- Job:
Omit every picture while repeating the entries exactly.

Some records

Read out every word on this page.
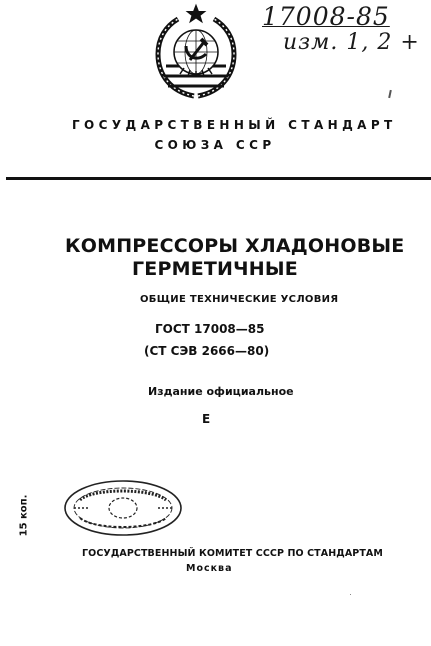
17008-85
изм. 1, 2 +
ГОСУДАРСТВЕННЫЙ СТАНДАРТ
СОЮЗА ССР
КОМПРЕССОРЫ ХЛАДОНОВЫЕ
ГЕРМЕТИЧНЫЕ
ОБЩИЕ ТЕХНИЧЕСКИЕ УСЛОВИЯ
ГОСТ 17008—85
(СТ СЭВ 2666—80)
Издание официальное
Е
15 коп.
ГОСУДАРСТВЕННЫЙ КОМИТЕТ СССР ПО СТАНДАРТАМ
Москва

- Solution for this problem:
Read out every word on this page.
17008-85
изм. 1, 2 +
ГОСУДАРСТВЕННЫЙ СТАНДАРТ
СОЮЗА ССР
КОМПРЕССОРЫ ХЛАДОНОВЫЕ
ГЕРМЕТИЧНЫЕ
ОБЩИЕ ТЕХНИЧЕСКИЕ УСЛОВИЯ
ГОСТ 17008—85
(СТ СЭВ 2666—80)
Издание официальное
Е
15 коп.
ГОСУДАРСТВЕННЫЙ КОМИТЕТ СССР ПО СТАНДАРТАМ
Москва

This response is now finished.